=== Aim ===
Select the lines that hold the word "Separate" and copy each one.

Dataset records
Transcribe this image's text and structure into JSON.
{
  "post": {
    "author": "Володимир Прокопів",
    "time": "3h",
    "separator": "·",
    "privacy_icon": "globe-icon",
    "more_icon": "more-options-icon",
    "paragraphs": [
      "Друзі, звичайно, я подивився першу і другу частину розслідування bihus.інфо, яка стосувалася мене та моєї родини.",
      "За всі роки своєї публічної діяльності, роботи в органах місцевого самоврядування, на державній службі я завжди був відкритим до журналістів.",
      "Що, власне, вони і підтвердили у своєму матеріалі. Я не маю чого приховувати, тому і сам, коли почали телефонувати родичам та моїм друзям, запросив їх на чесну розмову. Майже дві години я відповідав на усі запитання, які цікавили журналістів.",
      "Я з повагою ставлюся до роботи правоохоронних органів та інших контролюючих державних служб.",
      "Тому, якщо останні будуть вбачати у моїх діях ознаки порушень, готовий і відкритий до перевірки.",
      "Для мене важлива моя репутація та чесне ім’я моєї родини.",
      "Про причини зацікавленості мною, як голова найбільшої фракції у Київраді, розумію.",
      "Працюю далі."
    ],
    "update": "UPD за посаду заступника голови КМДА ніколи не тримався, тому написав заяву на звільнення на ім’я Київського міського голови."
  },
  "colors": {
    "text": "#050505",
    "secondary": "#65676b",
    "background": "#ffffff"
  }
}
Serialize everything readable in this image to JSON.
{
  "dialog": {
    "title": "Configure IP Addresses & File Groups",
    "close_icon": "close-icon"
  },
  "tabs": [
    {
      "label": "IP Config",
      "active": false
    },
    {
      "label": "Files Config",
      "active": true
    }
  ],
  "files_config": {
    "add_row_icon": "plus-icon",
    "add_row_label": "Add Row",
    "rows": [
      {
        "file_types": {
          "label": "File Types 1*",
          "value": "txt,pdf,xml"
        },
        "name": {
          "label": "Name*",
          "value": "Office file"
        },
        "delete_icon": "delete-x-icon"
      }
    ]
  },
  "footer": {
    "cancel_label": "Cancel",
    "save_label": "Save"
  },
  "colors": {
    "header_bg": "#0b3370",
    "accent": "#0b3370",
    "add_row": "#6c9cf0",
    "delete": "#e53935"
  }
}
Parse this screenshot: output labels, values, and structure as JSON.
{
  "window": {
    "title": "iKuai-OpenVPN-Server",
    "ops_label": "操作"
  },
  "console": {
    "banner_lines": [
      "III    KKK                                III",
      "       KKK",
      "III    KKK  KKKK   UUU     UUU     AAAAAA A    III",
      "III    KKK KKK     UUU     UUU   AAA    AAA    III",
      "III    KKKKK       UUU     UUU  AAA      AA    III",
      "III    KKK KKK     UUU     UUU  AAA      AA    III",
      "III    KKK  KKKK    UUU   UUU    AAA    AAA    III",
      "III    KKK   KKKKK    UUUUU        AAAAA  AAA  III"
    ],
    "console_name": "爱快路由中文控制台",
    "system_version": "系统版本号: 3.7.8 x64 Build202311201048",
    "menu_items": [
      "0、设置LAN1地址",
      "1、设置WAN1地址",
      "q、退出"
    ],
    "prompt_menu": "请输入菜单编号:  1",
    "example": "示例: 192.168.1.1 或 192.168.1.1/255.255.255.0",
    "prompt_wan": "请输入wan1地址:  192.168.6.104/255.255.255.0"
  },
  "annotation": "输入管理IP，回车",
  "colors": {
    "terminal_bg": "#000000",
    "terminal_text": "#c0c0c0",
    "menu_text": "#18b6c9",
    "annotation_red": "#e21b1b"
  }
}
==
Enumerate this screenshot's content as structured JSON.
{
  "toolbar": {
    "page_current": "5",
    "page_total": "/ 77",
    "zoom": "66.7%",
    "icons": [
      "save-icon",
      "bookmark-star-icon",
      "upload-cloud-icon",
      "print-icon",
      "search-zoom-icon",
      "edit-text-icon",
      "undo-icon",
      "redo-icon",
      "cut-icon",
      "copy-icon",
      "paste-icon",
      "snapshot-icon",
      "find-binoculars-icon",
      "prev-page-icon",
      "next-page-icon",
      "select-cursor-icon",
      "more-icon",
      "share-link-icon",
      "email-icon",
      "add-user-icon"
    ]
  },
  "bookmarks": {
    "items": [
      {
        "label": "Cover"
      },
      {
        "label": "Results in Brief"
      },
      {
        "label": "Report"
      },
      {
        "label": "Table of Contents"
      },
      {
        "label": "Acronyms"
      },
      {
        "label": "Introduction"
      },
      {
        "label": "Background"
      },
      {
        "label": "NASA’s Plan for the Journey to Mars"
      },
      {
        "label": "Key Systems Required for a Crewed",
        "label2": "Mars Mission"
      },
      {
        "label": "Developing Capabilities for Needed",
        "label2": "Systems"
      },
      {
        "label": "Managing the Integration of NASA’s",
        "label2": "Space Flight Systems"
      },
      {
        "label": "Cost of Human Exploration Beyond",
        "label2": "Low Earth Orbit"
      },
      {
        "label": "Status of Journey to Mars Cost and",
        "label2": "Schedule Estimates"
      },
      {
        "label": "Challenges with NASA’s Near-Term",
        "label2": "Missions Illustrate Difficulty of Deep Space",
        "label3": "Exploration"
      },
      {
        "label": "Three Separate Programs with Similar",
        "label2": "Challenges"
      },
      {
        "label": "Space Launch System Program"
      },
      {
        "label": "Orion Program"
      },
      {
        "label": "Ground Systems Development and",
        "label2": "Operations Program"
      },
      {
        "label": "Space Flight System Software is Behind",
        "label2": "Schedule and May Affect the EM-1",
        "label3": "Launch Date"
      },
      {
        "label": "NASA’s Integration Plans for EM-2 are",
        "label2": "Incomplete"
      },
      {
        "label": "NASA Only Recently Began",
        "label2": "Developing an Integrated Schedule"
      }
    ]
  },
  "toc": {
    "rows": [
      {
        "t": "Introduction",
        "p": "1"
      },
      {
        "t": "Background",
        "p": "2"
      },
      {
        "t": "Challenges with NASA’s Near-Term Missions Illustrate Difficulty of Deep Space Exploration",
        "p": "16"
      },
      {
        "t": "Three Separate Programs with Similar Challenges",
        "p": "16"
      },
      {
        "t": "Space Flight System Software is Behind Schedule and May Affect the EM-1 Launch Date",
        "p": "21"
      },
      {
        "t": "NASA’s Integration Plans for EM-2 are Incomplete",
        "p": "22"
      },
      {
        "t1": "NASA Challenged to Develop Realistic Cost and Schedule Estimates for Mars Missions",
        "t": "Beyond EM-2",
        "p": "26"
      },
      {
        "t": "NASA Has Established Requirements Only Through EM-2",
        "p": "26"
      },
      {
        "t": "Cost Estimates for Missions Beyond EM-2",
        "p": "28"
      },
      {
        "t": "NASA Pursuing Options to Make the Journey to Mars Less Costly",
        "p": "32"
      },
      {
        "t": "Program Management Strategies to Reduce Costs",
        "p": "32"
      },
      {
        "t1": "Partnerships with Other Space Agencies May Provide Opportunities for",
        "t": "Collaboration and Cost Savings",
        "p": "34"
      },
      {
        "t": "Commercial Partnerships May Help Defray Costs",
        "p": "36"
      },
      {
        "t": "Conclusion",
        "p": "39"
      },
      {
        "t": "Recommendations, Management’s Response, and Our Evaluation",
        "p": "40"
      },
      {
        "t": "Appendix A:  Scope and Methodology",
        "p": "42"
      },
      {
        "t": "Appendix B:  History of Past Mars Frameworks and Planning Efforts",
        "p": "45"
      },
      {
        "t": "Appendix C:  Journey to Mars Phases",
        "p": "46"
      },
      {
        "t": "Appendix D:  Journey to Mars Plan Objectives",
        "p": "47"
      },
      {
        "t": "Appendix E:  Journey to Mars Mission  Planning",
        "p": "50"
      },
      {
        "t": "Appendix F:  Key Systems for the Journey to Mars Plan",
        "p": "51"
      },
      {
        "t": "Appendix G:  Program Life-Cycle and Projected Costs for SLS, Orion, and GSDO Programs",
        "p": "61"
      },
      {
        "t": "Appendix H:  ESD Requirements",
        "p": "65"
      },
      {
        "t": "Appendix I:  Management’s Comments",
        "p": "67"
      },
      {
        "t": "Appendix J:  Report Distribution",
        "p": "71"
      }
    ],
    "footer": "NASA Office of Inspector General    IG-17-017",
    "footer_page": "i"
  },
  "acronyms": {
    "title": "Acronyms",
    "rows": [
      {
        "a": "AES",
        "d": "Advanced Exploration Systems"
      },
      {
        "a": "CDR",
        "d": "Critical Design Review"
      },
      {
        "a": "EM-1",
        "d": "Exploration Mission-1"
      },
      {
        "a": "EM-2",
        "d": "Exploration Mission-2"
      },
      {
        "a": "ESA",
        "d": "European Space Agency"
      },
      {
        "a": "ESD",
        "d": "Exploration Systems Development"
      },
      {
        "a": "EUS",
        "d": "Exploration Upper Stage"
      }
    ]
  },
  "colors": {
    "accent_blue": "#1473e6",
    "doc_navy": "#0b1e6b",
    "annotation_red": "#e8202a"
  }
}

=== Response to the exercise ===
        "label": "Three Separate Programs with Similar",
        "t": "Three Separate Programs with Similar Challenges",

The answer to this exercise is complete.